> [SHORT EXERCISE]: In the lines below, find how many contain the word "פריכה" and report that figure alone.

Extracted data entries:

§

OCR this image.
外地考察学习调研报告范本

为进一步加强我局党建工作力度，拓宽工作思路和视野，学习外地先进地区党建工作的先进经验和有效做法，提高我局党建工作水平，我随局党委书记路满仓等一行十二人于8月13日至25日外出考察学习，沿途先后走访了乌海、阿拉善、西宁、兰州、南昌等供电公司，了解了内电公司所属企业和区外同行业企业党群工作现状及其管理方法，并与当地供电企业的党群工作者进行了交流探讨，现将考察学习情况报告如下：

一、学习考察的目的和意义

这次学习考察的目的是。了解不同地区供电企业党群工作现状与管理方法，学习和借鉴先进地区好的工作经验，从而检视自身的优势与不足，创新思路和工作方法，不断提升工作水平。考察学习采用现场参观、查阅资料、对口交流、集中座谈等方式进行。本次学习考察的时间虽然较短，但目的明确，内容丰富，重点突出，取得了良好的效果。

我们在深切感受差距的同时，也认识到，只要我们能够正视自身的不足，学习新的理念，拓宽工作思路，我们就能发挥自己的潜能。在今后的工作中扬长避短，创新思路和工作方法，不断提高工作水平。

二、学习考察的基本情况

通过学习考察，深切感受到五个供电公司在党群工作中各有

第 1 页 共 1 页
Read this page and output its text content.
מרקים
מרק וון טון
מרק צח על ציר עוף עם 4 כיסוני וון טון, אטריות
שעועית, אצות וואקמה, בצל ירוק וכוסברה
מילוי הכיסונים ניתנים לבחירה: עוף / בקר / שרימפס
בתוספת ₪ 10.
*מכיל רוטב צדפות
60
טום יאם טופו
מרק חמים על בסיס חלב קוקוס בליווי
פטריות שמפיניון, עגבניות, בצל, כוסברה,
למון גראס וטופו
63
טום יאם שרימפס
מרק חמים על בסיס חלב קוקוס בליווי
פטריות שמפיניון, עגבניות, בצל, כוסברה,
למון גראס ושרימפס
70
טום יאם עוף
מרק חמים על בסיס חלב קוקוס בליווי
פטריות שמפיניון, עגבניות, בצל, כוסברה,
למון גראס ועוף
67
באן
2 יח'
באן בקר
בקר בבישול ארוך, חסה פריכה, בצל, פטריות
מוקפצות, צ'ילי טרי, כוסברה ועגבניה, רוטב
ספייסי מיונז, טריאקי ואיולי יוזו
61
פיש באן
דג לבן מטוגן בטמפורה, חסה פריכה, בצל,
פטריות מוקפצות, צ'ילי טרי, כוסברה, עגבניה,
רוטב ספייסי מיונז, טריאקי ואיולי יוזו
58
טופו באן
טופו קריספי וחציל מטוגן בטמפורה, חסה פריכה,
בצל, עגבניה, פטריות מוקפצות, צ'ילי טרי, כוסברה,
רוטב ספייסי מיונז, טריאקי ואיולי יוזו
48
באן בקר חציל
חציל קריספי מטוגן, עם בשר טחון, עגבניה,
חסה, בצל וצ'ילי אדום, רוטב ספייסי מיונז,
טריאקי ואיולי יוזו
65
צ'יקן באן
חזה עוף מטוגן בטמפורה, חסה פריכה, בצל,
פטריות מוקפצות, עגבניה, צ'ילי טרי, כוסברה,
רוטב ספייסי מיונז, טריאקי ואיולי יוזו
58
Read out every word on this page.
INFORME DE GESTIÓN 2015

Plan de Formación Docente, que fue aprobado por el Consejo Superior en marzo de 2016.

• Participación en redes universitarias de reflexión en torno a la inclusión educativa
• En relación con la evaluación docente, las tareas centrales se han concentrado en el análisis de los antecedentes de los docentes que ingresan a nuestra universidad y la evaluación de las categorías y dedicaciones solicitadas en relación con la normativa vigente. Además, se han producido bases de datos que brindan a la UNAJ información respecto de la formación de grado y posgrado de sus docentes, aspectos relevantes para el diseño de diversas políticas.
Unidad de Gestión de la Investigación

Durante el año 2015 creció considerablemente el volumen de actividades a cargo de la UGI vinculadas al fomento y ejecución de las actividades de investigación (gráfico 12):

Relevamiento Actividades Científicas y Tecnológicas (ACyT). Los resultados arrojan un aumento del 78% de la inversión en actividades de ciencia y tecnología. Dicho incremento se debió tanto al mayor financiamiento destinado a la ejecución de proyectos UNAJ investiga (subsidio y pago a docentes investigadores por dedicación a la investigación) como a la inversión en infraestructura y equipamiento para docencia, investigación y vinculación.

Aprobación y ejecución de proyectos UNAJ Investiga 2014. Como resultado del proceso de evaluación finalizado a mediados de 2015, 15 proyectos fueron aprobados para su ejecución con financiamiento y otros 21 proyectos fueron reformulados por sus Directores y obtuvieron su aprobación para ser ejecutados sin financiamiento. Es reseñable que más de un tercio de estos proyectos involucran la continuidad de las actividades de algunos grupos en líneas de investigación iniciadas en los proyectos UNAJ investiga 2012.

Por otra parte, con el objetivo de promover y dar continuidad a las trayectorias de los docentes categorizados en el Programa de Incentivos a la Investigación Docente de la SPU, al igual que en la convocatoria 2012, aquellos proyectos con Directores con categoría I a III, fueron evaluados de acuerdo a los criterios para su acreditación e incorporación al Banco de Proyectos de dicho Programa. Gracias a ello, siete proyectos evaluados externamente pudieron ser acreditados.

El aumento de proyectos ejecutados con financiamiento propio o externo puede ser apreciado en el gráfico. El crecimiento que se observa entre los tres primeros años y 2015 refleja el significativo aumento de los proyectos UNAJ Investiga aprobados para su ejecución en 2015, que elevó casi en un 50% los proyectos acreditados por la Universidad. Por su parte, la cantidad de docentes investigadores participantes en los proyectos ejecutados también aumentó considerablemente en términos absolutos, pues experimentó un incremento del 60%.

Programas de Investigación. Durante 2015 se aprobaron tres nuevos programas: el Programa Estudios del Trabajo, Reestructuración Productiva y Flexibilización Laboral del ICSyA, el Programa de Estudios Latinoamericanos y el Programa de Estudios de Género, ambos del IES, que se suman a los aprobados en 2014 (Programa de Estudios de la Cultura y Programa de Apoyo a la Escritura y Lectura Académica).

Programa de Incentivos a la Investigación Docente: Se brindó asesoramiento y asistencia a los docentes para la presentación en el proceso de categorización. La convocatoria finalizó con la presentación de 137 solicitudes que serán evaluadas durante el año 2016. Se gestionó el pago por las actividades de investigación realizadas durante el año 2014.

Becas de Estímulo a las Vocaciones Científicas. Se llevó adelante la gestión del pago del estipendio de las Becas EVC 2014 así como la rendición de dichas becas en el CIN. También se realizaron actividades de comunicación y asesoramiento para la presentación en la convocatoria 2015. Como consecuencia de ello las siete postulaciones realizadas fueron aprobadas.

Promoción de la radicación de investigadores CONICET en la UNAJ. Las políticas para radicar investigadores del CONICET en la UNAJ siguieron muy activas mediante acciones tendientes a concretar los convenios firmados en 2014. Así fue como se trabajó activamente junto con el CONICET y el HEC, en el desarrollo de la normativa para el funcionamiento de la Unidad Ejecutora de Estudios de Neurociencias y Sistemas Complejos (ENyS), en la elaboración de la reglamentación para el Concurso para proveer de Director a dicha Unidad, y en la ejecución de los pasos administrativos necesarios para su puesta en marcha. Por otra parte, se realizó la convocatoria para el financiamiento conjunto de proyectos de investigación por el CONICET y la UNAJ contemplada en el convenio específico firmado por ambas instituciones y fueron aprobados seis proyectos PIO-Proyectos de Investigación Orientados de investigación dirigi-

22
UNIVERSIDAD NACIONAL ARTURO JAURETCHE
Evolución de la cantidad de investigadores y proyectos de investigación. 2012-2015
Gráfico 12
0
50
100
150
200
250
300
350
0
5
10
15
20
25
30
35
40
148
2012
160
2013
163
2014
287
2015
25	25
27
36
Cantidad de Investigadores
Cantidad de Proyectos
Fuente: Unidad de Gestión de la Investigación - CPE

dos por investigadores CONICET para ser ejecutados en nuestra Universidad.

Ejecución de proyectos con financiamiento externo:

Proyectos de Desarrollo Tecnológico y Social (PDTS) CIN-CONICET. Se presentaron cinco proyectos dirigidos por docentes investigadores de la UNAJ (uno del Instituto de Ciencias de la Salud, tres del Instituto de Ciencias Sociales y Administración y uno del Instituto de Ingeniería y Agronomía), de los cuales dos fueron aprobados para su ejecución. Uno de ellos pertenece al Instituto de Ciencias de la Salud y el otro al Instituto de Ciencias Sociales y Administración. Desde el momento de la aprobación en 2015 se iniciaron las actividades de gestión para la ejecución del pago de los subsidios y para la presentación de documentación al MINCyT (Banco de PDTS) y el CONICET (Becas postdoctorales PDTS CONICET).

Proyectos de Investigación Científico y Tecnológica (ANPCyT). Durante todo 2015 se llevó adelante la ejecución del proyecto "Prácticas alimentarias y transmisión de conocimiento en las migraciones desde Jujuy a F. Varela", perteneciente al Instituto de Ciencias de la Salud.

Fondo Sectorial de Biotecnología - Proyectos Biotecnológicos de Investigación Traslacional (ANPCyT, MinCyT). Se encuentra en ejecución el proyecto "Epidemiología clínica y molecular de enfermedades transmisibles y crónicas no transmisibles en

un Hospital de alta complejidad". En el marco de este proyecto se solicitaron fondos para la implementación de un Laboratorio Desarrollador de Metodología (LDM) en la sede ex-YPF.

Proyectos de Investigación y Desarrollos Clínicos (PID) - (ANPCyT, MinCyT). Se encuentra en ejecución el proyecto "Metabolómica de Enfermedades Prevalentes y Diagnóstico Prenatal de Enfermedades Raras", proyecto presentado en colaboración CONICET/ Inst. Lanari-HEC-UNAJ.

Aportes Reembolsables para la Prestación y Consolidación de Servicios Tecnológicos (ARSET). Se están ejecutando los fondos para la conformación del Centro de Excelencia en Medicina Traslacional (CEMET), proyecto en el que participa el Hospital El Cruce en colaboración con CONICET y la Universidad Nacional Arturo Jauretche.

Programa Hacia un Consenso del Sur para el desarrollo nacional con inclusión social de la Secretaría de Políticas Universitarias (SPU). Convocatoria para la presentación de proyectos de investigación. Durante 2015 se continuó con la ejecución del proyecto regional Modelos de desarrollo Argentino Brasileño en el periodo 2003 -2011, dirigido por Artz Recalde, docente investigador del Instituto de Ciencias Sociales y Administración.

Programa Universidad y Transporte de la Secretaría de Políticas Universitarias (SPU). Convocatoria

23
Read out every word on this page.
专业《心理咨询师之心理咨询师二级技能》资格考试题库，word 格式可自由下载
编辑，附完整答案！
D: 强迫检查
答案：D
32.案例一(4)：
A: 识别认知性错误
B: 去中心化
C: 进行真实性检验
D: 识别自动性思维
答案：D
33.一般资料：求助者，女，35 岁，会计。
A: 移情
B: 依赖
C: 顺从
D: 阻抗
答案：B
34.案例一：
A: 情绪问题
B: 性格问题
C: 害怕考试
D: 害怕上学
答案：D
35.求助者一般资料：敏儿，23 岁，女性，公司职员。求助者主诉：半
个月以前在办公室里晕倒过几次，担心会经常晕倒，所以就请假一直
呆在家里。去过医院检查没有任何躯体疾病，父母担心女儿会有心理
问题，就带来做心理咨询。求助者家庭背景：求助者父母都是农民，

§

> [ANSWER TO THE EXERCISE]: 4